Re: [HACKERS] path toward faster partition pruning

From: Amit Langote <Langote_Amit_f8(at)lab(dot)ntt(dot)co(dot)jp>
To: David Rowley <david(dot)rowley(at)2ndquadrant(dot)com>
Cc: Robert Haas <robertmhaas(at)gmail(dot)com>, Ashutosh Bapat <ashutosh(dot)bapat(at)enterprisedb(dot)com>, Rajkumar Raghuwanshi <rajkumar(dot)raghuwanshi(at)enterprisedb(dot)com>, Kyotaro HORIGUCHI <horiguchi(dot)kyotaro(at)lab(dot)ntt(dot)co(dot)jp>, Jesper Pedersen <jesper(dot)pedersen(at)redhat(dot)com>, Amit Langote <amitlangote09(at)gmail(dot)com>, Dilip Kumar <dilipbalaut(at)gmail(dot)com>, Beena Emerson <memissemerson(at)gmail(dot)com>, "pgsql-hackers(at)postgresql(dot)org" <pgsql-hackers(at)postgresql(dot)org>
Subject: Re: [HACKERS] path toward faster partition pruning
Date: 2018-03-28 09:29:26
Message-ID: b2b3c1c3-3cea-d0a5-3281-cf23321b0583@lab.ntt.co.jp
Views: Raw Message | Whole Thread | Download mbox | Resend email
Thread:
Lists: pgsql-hackers

On 2018/03/28 12:58, David Rowley wrote:
> On 27 March 2018 at 23:42, Amit Langote <Langote_Amit_f8(at)lab(dot)ntt(dot)co(dot)jp> wrote:
>> I have managed to make the recursion go away in the attached updated
>> version. I guess that's the result of employing the idea of a "output
>> register" for individual pruning steps as mentioned in Robert's email
>> upthread where he detailed the "pruning steps" approach [1].

**WORK REQUIRED:** Translate this sentence from the mailing-list message on partition pruning into Spanish: "I have managed to make the recursion go away in the attached updated version." The lines play no part in this exercise.

**ENTRIES PROVIDED:**

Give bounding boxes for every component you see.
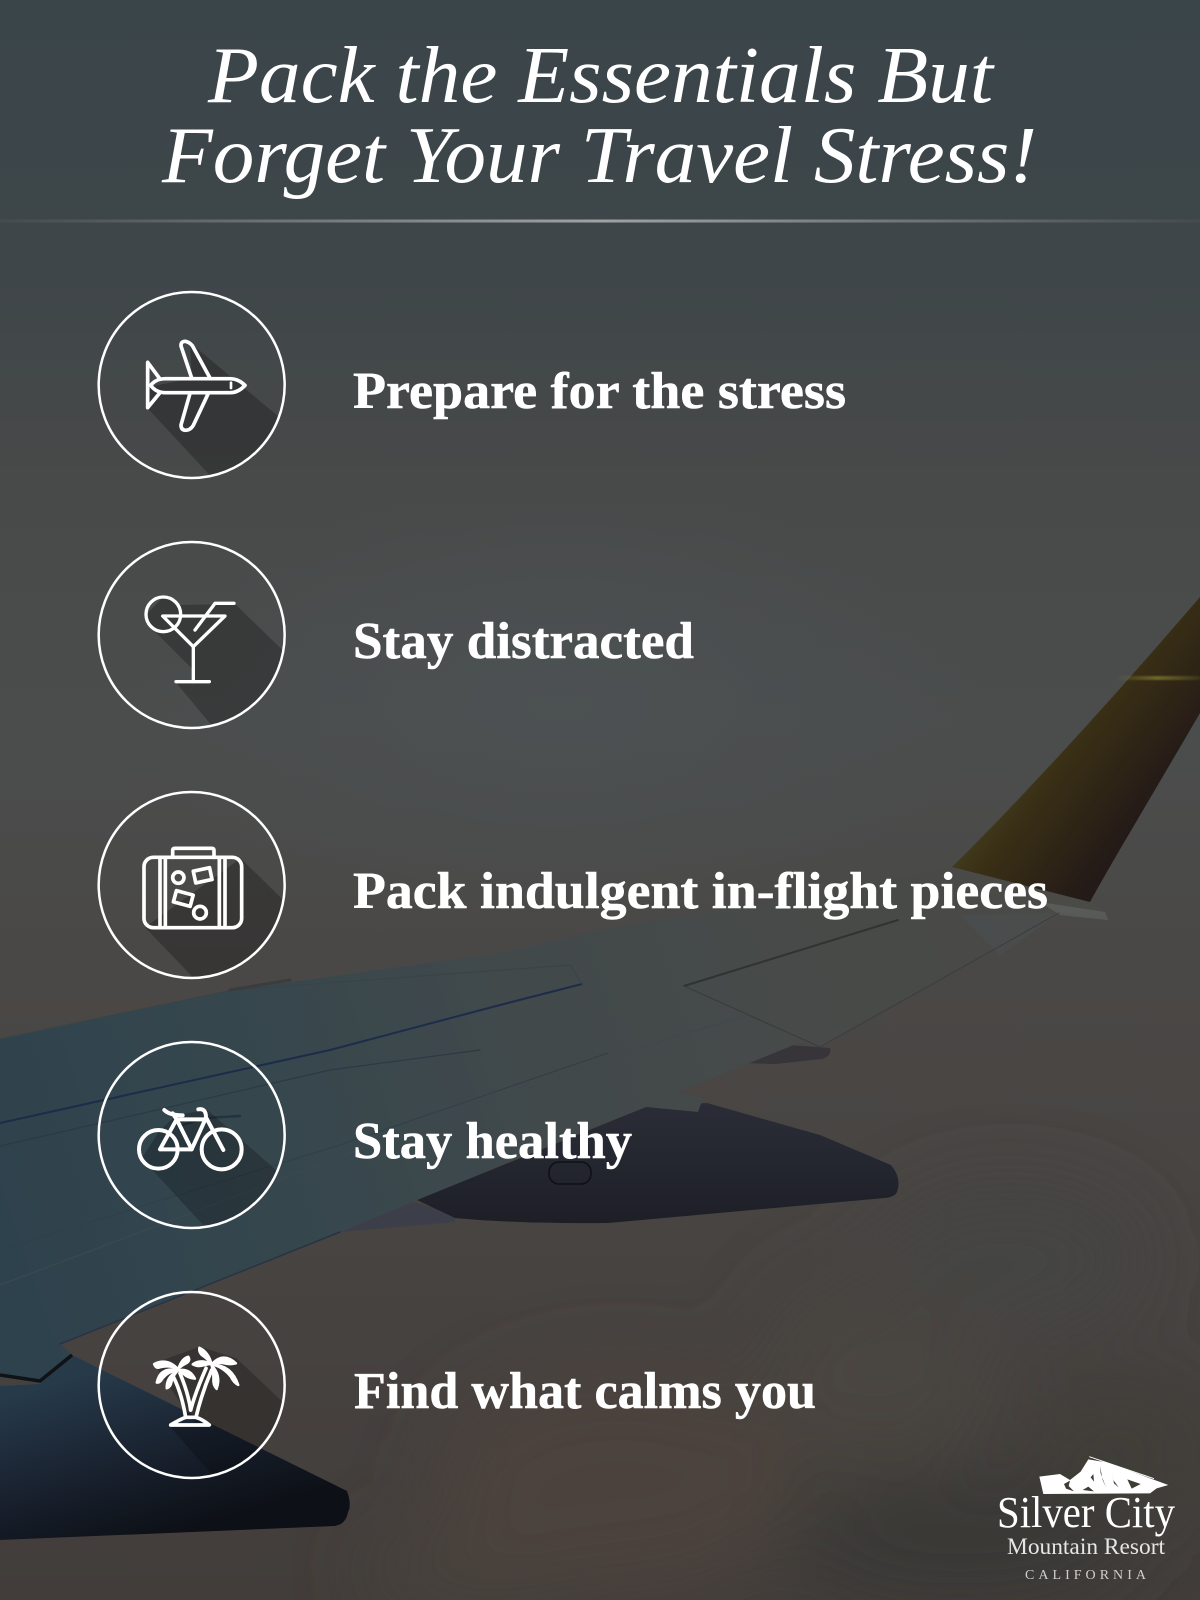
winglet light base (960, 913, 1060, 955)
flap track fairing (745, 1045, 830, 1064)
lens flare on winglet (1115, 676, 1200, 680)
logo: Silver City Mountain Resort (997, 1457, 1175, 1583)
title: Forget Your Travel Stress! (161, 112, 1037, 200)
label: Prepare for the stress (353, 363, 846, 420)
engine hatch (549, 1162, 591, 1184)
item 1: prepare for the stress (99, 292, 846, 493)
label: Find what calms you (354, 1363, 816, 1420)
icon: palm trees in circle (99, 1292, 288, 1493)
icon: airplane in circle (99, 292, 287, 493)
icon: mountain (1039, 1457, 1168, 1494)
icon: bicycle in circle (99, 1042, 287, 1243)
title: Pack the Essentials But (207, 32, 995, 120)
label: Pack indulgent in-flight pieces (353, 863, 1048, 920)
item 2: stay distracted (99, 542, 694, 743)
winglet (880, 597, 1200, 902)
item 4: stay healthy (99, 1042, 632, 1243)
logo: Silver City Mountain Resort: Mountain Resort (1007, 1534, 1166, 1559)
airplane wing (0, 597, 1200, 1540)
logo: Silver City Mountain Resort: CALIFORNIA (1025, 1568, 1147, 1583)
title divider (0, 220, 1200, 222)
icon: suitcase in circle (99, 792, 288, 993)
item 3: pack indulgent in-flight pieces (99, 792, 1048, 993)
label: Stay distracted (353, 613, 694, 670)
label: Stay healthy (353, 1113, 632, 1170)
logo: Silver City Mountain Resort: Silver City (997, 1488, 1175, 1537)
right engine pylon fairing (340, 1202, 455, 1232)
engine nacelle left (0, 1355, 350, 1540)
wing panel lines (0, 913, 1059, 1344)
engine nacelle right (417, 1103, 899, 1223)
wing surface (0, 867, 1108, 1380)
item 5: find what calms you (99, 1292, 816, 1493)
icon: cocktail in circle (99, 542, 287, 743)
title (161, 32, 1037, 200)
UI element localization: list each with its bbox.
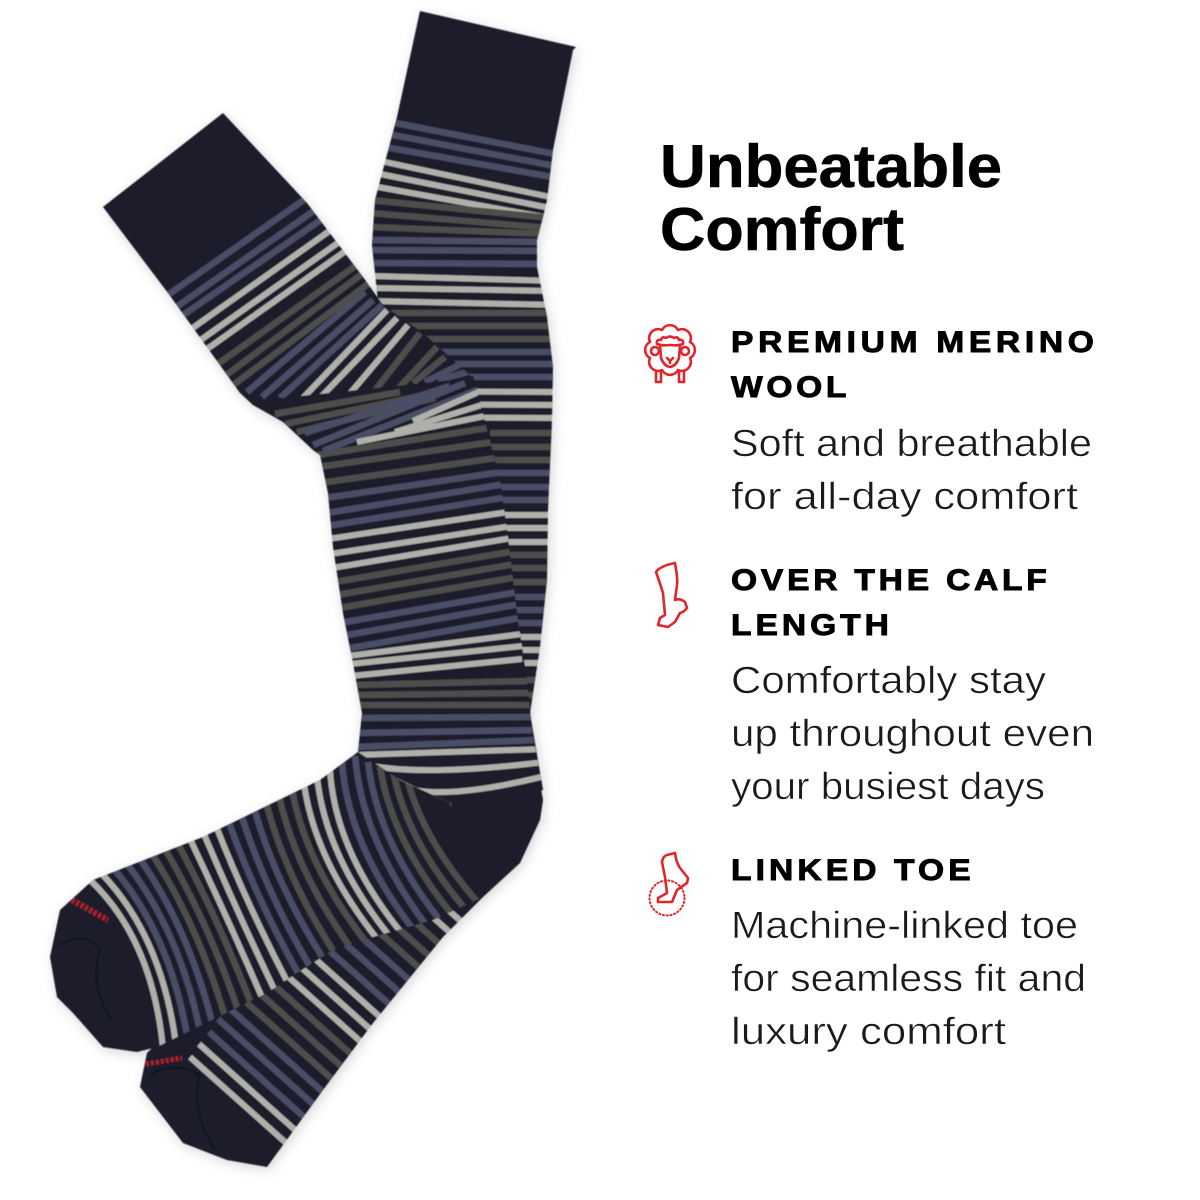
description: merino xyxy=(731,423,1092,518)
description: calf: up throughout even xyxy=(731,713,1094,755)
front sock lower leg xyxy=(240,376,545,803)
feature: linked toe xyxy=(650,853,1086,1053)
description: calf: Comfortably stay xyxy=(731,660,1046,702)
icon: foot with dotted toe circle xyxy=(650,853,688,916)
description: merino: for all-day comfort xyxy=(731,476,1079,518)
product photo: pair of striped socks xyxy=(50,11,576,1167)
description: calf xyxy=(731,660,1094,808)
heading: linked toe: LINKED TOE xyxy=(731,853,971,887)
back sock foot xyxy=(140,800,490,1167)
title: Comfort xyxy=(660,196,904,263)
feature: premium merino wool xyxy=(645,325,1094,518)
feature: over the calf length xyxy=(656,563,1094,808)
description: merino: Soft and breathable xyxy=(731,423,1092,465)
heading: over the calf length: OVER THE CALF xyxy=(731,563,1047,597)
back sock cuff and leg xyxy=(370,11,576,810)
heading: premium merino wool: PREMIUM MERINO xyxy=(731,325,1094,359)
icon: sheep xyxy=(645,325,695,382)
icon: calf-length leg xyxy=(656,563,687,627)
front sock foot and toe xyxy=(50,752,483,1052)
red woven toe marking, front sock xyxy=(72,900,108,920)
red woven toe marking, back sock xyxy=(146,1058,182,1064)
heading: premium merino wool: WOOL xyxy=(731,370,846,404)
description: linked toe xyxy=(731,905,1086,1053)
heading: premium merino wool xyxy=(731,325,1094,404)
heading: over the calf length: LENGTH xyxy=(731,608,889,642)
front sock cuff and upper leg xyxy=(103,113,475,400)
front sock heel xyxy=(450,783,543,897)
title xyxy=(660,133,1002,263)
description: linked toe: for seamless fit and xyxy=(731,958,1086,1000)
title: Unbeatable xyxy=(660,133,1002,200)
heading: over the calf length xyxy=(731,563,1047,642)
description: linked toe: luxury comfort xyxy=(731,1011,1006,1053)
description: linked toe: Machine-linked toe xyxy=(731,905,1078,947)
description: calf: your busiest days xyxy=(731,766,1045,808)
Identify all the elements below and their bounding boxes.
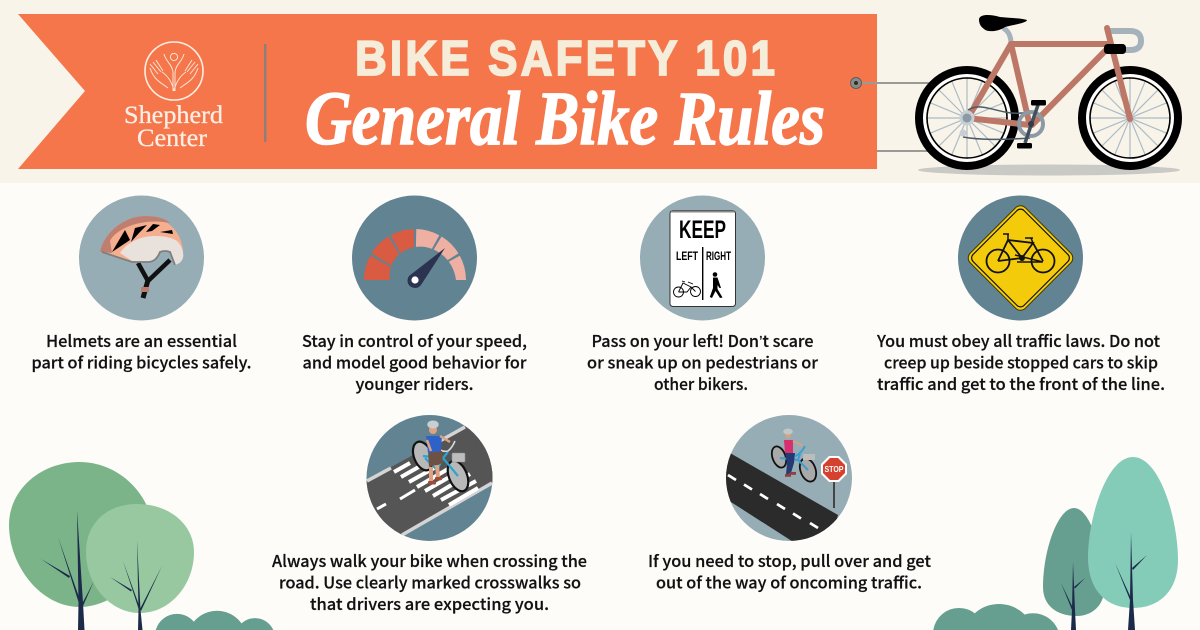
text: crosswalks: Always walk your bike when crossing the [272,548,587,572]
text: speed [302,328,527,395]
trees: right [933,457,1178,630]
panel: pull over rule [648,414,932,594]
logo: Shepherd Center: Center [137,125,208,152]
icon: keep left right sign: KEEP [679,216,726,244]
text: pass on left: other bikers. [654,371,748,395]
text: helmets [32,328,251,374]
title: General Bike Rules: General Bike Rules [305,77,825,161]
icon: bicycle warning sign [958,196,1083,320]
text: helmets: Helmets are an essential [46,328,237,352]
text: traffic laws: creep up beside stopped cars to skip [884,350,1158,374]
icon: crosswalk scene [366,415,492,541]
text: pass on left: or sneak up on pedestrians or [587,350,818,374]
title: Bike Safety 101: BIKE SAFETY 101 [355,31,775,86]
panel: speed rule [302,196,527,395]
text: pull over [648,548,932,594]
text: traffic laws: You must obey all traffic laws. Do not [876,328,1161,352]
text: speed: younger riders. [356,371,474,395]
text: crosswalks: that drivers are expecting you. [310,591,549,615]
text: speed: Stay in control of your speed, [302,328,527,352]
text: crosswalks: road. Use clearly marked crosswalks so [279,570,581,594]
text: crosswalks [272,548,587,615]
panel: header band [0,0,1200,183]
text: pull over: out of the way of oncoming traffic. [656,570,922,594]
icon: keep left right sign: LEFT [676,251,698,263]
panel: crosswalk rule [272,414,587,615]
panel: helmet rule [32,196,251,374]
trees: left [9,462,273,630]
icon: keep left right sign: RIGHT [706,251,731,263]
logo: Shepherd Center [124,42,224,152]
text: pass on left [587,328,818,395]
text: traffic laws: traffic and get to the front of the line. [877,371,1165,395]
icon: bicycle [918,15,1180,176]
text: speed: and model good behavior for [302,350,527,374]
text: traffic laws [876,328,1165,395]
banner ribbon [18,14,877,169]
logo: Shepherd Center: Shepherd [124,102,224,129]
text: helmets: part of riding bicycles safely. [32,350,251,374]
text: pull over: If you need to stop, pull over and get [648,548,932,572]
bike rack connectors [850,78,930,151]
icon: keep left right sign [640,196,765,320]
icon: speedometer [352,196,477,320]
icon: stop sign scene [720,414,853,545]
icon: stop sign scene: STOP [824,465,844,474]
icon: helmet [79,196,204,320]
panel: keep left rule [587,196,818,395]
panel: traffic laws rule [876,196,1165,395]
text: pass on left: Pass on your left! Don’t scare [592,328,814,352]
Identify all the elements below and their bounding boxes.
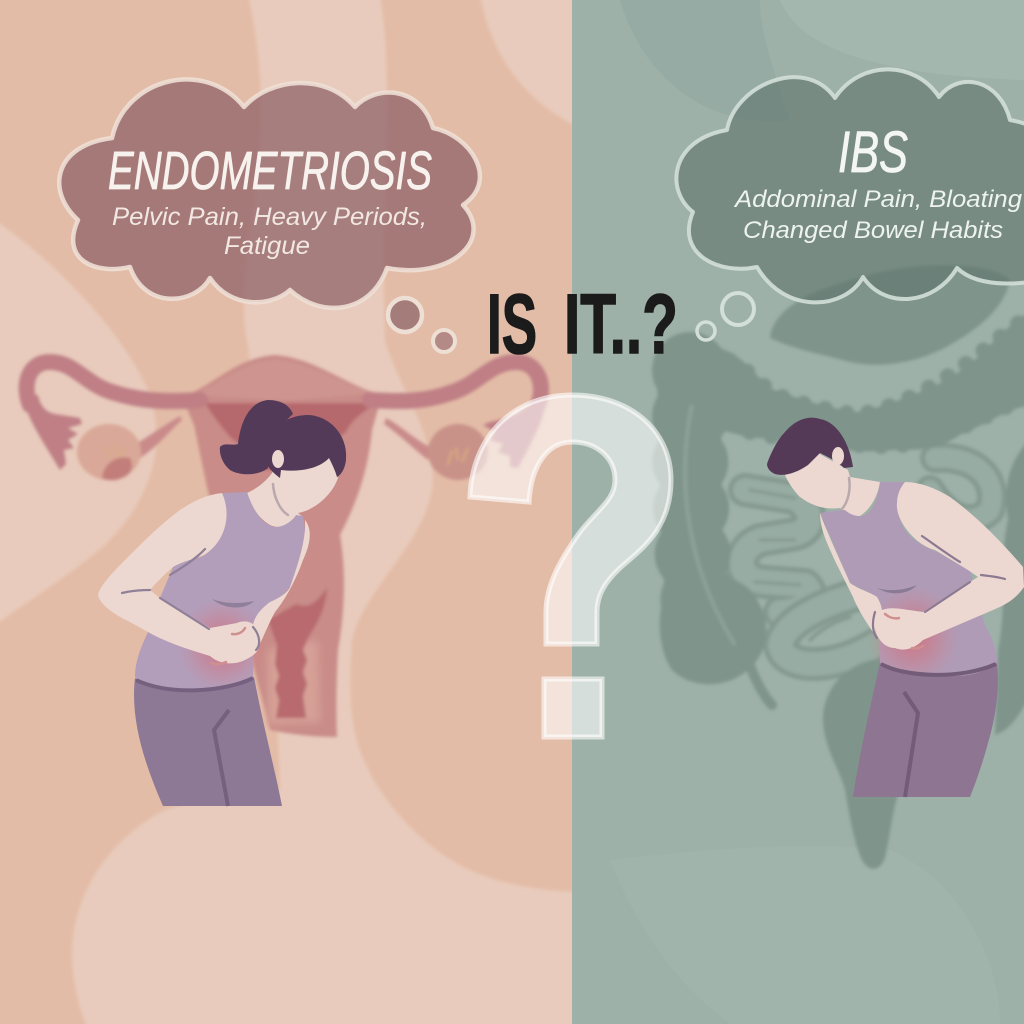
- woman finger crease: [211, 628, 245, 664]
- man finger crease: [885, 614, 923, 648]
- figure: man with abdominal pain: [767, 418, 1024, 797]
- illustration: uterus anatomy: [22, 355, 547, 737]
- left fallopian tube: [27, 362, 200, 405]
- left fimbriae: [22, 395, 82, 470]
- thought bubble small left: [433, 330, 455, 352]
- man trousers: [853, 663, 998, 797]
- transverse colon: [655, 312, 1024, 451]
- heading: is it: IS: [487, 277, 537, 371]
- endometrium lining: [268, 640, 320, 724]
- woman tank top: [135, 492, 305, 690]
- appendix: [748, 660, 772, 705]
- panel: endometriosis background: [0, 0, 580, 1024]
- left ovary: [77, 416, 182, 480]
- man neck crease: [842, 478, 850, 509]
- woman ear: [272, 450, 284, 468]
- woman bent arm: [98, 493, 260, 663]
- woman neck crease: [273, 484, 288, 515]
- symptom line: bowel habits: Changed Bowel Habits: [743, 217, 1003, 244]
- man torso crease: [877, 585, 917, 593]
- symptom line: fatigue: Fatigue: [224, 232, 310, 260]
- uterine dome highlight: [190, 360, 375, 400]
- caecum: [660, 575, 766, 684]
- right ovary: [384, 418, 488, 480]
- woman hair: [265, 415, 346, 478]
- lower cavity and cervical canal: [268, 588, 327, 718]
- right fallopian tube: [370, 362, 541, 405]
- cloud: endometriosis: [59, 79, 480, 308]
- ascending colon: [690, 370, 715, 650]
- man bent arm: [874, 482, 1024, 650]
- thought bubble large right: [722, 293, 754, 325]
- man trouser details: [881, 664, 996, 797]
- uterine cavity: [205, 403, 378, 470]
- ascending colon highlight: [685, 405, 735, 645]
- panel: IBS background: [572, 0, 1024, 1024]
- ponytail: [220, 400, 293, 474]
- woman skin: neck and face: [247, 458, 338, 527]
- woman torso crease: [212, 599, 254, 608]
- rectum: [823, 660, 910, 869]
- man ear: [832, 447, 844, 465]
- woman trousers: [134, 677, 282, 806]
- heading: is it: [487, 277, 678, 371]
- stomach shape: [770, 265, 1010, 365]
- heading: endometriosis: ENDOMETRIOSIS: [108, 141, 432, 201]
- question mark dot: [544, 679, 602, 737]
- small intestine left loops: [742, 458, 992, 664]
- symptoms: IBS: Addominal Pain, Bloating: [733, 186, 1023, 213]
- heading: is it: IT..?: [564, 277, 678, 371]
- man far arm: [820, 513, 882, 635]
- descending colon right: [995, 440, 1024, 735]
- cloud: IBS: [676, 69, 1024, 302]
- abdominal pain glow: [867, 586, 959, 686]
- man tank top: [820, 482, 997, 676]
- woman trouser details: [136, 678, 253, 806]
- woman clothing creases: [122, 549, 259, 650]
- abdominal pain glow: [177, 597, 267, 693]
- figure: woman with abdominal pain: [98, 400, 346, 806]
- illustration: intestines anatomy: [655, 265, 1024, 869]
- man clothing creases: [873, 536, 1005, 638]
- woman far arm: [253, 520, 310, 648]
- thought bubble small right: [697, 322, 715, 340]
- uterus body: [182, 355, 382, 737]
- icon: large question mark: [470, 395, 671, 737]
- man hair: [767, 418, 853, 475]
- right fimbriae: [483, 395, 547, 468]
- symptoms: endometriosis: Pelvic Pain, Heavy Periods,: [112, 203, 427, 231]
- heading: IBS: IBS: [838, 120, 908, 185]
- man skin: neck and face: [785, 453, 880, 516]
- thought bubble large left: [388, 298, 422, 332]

**SOLVED PROBLEM:** He conseguido eliminar la recursión en la versión actualizada adjunta.